==== Data section
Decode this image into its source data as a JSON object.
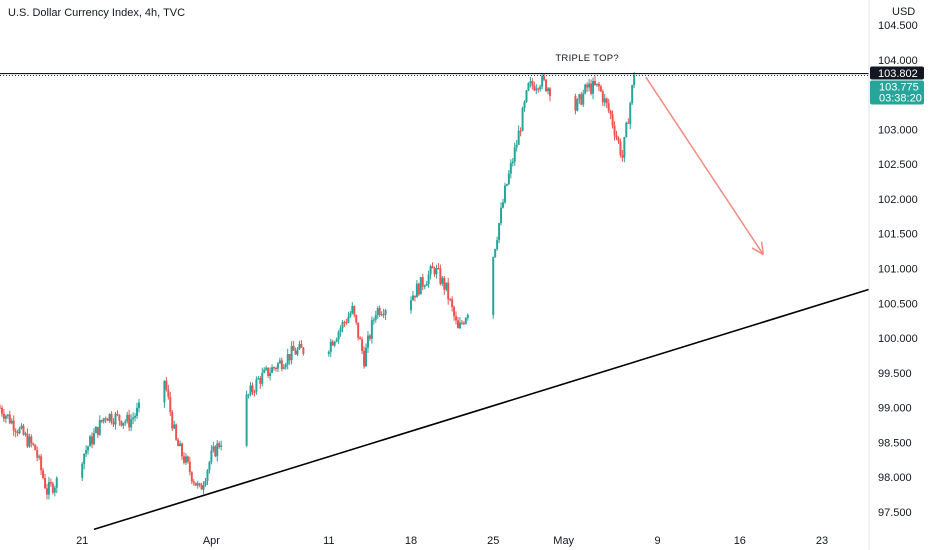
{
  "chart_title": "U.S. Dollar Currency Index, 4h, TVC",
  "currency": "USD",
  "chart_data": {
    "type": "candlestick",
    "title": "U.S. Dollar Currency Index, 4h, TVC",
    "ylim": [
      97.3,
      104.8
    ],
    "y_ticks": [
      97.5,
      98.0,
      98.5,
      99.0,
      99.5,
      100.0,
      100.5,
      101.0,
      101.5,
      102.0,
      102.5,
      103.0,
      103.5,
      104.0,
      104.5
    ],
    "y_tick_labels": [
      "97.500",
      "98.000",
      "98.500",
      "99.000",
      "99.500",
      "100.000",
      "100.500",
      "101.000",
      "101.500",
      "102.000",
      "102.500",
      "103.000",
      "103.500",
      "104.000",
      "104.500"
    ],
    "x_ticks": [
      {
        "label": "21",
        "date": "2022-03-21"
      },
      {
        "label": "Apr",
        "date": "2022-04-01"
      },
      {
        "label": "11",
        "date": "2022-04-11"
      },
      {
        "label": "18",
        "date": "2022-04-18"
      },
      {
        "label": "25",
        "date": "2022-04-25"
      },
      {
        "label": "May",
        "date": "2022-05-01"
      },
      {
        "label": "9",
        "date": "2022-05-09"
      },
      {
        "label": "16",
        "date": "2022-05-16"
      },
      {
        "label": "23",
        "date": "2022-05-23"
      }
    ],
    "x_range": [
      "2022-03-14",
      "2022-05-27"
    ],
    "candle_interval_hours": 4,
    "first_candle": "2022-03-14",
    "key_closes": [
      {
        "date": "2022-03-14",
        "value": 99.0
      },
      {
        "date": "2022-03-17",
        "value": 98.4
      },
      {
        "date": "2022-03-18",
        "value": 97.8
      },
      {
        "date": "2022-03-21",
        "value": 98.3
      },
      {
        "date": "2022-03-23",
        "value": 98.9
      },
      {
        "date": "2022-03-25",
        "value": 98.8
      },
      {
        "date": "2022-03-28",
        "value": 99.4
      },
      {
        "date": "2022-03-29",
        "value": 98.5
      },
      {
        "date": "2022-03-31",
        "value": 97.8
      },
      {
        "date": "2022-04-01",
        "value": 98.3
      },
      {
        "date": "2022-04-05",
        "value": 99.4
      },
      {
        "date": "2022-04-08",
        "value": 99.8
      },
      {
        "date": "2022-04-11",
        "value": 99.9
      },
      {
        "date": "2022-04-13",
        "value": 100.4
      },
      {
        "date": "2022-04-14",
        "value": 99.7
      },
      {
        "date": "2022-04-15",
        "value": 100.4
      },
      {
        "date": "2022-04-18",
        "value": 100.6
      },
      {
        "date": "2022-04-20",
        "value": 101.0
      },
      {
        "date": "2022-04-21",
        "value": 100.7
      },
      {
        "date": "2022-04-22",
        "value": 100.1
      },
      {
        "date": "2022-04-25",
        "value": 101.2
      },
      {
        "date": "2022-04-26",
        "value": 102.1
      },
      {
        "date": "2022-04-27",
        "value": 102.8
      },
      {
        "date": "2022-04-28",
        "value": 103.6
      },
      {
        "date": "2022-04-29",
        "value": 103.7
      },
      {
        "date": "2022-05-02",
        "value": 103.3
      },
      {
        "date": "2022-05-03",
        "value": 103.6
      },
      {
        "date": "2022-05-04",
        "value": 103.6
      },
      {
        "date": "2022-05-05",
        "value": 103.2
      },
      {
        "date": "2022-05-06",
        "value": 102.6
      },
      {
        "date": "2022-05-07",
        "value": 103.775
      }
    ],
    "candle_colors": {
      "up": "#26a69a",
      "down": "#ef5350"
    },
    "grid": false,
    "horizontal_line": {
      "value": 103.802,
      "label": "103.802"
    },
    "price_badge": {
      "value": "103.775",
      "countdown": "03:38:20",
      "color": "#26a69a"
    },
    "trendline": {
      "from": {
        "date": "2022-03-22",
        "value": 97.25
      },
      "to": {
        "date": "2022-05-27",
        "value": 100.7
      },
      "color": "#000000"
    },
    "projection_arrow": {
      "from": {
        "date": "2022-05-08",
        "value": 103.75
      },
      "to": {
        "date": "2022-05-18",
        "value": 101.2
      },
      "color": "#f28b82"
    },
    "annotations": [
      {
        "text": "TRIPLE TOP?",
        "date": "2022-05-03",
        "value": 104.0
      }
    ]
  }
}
========
> **What you have to do**:
Without the pictures, return the entries exactly as they appear.

> **Output for this exercise**:
Decode this image into its source data as a JSON object.
{
  "chart_title": "U.S. Dollar Currency Index, 4h, TVC",
  "currency": "USD",
  "chart_data": {
    "type": "candlestick",
    "title": "U.S. Dollar Currency Index, 4h, TVC",
    "ylim": [
      97.3,
      104.8
    ],
    "y_ticks": [
      97.5,
      98.0,
      98.5,
      99.0,
      99.5,
      100.0,
      100.5,
      101.0,
      101.5,
      102.0,
      102.5,
      103.0,
      103.5,
      104.0,
      104.5
    ],
    "y_tick_labels": [
      "97.500",
      "98.000",
      "98.500",
      "99.000",
      "99.500",
      "100.000",
      "100.500",
      "101.000",
      "101.500",
      "102.000",
      "102.500",
      "103.000",
      "103.500",
      "104.000",
      "104.500"
    ],
    "x_ticks": [
      {
        "label": "21",
        "date": "2022-03-21"
      },
      {
        "label": "Apr",
        "date": "2022-04-01"
      },
      {
        "label": "11",
        "date": "2022-04-11"
      },
      {
        "label": "18",
        "date": "2022-04-18"
      },
      {
        "label": "25",
        "date": "2022-04-25"
      },
      {
        "label": "May",
        "date": "2022-05-01"
      },
      {
        "label": "9",
        "date": "2022-05-09"
      },
      {
        "label": "16",
        "date": "2022-05-16"
      },
      {
        "label": "23",
        "date": "2022-05-23"
      }
    ],
    "x_range": [
      "2022-03-14",
      "2022-05-27"
    ],
    "candle_interval_hours": 4,
    "first_candle": "2022-03-14",
    "key_closes": [
      {
        "date": "2022-03-14",
        "value": 99.0
      },
      {
        "date": "2022-03-17",
        "value": 98.4
      },
      {
        "date": "2022-03-18",
        "value": 97.8
      },
      {
        "date": "2022-03-21",
        "value": 98.3
      },
      {
        "date": "2022-03-23",
        "value": 98.9
      },
      {
        "date": "2022-03-25",
        "value": 98.8
      },
      {
        "date": "2022-03-28",
        "value": 99.4
      },
      {
        "date": "2022-03-29",
        "value": 98.5
      },
      {
        "date": "2022-03-31",
        "value": 97.8
      },
      {
        "date": "2022-04-01",
        "value": 98.3
      },
      {
        "date": "2022-04-05",
        "value": 99.4
      },
      {
        "date": "2022-04-08",
        "value": 99.8
      },
      {
        "date": "2022-04-11",
        "value": 99.9
      },
      {
        "date": "2022-04-13",
        "value": 100.4
      },
      {
        "date": "2022-04-14",
        "value": 99.7
      },
      {
        "date": "2022-04-15",
        "value": 100.4
      },
      {
        "date": "2022-04-18",
        "value": 100.6
      },
      {
        "date": "2022-04-20",
        "value": 101.0
      },
      {
        "date": "2022-04-21",
        "value": 100.7
      },
      {
        "date": "2022-04-22",
        "value": 100.1
      },
      {
        "date": "2022-04-25",
        "value": 101.2
      },
      {
        "date": "2022-04-26",
        "value": 102.1
      },
      {
        "date": "2022-04-27",
        "value": 102.8
      },
      {
        "date": "2022-04-28",
        "value": 103.6
      },
      {
        "date": "2022-04-29",
        "value": 103.7
      },
      {
        "date": "2022-05-02",
        "value": 103.3
      },
      {
        "date": "2022-05-03",
        "value": 103.6
      },
      {
        "date": "2022-05-04",
        "value": 103.6
      },
      {
        "date": "2022-05-05",
        "value": 103.2
      },
      {
        "date": "2022-05-06",
        "value": 102.6
      },
      {
        "date": "2022-05-07",
        "value": 103.775
      }
    ],
    "candle_colors": {
      "up": "#26a69a",
      "down": "#ef5350"
    },
    "grid": false,
    "horizontal_line": {
      "value": 103.802,
      "label": "103.802"
    },
    "price_badge": {
      "value": "103.775",
      "countdown": "03:38:20",
      "color": "#26a69a"
    },
    "trendline": {
      "from": {
        "date": "2022-03-22",
        "value": 97.25
      },
      "to": {
        "date": "2022-05-27",
        "value": 100.7
      },
      "color": "#000000"
    },
    "projection_arrow": {
      "from": {
        "date": "2022-05-08",
        "value": 103.75
      },
      "to": {
        "date": "2022-05-18",
        "value": 101.2
      },
      "color": "#f28b82"
    },
    "annotations": [
      {
        "text": "TRIPLE TOP?",
        "date": "2022-05-03",
        "value": 104.0
      }
    ]
  }
}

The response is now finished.